=== Data for processing ===

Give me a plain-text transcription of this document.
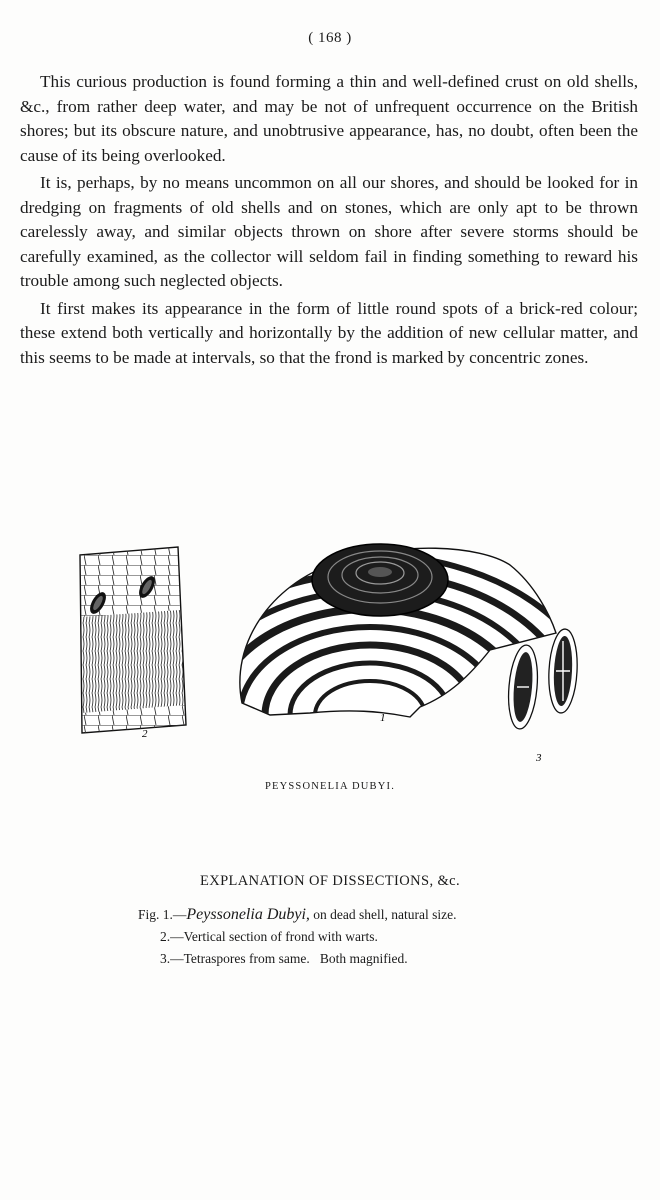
( 168 )

This curious production is found forming a thin and well-defined crust on old shells, &c., from rather deep water, and may be not of unfrequent occurrence on the British shores; but its obscure nature, and unobtrusive appearance, has, no doubt, often been the cause of its being overlooked.

It is, perhaps, by no means uncommon on all our shores, and should be looked for in dredging on fragments of old shells and on stones, which are only apt to be thrown carelessly away, and similar objects thrown on shore after severe storms should be carefully examined, as the collector will seldom fail in finding something to reward his trouble among such neglected objects.

It first makes its appearance in the form of little round spots of a brick-red colour; these extend both vertically and horizontally by the addition of new cellular matter, and this seems to be made at intervals, so that the frond is marked by concentric zones.

2
1
3
PEYSSONELIA DUBYI.
EXPLANATION OF DISSECTIONS, &c.
Fig. 1.—Peyssonelia Dubyi, on dead shell, natural size.
2.—Vertical section of frond with warts.
3.—Tetraspores from same.   Both magnified.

===

Task details:
Tally the lines that hold the string "frond" and state the total, nothing more.

Task output:
2